### Written request A
In the case summary on St Albans City and DC v International Computers Ltd, what amount did the contract limit International Computers Ltd's liability to?
### Written request B
Print everything in the case summary on St Albans City and DC v International Computers Ltd from "1996 English contract" down to "International Computers Limited.".
### Written request C
Proceed with the case summary on St Albans City and DC v International Computers Ltd, picking up after its last sentence.

### Text block
— begin —
1996 English contract law case

St Albans City and DC v International Computers Ltd [1996] EWCA Civ 1296 is an English contract law case, concerning unfair terms under the Unfair Contract Terms Act 1977. The parties were St Albans City and District Council and International Computers Limited.

==Facts==
A contract to provide software (COMCIS) for the implementation of the Community Charge ("poll tax") of International Computers Ltd limited its liability to £100,000. The software was meant to create a register of tax payers. Because of errors in the software, the loss to the council was £1,313,846. The council claimed breach of contract, and that the liability limitation was unreasonable under the Unfair Contract Terms Act 1977. International Computers Ltd claimed that the liability limitation should remain.
— end —
Records from a collection:
— begin —
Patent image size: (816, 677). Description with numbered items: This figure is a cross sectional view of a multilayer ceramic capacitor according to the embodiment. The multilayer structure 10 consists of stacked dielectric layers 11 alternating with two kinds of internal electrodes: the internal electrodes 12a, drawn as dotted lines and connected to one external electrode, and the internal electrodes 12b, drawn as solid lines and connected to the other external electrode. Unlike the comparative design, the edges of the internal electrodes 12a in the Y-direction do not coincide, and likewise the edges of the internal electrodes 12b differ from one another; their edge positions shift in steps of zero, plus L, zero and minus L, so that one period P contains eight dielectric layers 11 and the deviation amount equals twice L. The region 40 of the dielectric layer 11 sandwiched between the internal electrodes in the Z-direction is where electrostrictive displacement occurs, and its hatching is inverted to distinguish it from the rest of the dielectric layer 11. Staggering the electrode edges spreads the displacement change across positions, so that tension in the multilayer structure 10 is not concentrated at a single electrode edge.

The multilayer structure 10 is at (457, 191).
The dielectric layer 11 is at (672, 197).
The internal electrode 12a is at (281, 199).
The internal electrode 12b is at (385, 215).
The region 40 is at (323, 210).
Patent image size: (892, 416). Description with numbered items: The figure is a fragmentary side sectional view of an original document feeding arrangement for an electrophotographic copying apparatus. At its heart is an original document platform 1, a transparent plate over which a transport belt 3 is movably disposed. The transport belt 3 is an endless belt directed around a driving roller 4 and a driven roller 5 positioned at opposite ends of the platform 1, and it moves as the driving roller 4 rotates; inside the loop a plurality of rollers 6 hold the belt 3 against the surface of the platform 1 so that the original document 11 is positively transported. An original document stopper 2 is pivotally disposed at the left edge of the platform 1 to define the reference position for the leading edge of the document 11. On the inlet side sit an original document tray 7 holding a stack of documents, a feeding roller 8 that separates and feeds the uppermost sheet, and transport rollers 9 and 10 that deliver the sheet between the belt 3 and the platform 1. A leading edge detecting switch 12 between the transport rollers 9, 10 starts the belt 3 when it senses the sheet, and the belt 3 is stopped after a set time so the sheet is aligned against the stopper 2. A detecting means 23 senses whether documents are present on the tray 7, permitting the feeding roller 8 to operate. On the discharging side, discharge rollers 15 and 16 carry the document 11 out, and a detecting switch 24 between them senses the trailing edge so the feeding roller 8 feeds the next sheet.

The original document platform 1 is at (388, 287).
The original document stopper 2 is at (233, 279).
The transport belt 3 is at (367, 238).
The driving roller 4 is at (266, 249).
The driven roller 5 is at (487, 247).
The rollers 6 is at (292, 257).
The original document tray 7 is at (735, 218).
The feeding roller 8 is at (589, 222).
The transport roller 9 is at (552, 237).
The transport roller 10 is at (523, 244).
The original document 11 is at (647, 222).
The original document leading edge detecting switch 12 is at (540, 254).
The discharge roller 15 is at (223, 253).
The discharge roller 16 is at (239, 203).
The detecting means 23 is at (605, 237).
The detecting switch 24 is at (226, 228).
— end —
### Written reply A
£100,000.

### Written reply B
1996 English contract law case

St Albans City and DC v International Computers Ltd [1996] EWCA Civ 1296 is an English contract law case, concerning unfair terms under the Unfair Contract Terms Act 1977. The parties were St Albans City and District Council and International Computers Limited.

### Written reply C
==Judgment==
Scott Baker awarded the full sum because the city council was operating on International Computers Ltd's written standard terms of business and so UCTA 1977 section 3 applied. Sections 6 or 7 also applied and under section 11 the clause was unreasonable. Under section 11(4) Baker highlighted that International Computers Ltd had ample resources and had £50m worldwide product liability insurance. Looking at schedule 2, he said that the council was in a weaker bargaining position because they had financial restraints and were not in the commercial field. They had no opportunities of other contracts without the term. The council knew of the term and made representations about it. He noted (as in The Flamar Pride) that schedule 2 should be taken into account just as with ss. 6–7. He summed up by saying that the loss of this size is better to fall on the company and not the local population through increased taxes or reduced services.

The Court of Appeal upheld Baker's reasoning, but concluded the damages were in fact £484,000 less.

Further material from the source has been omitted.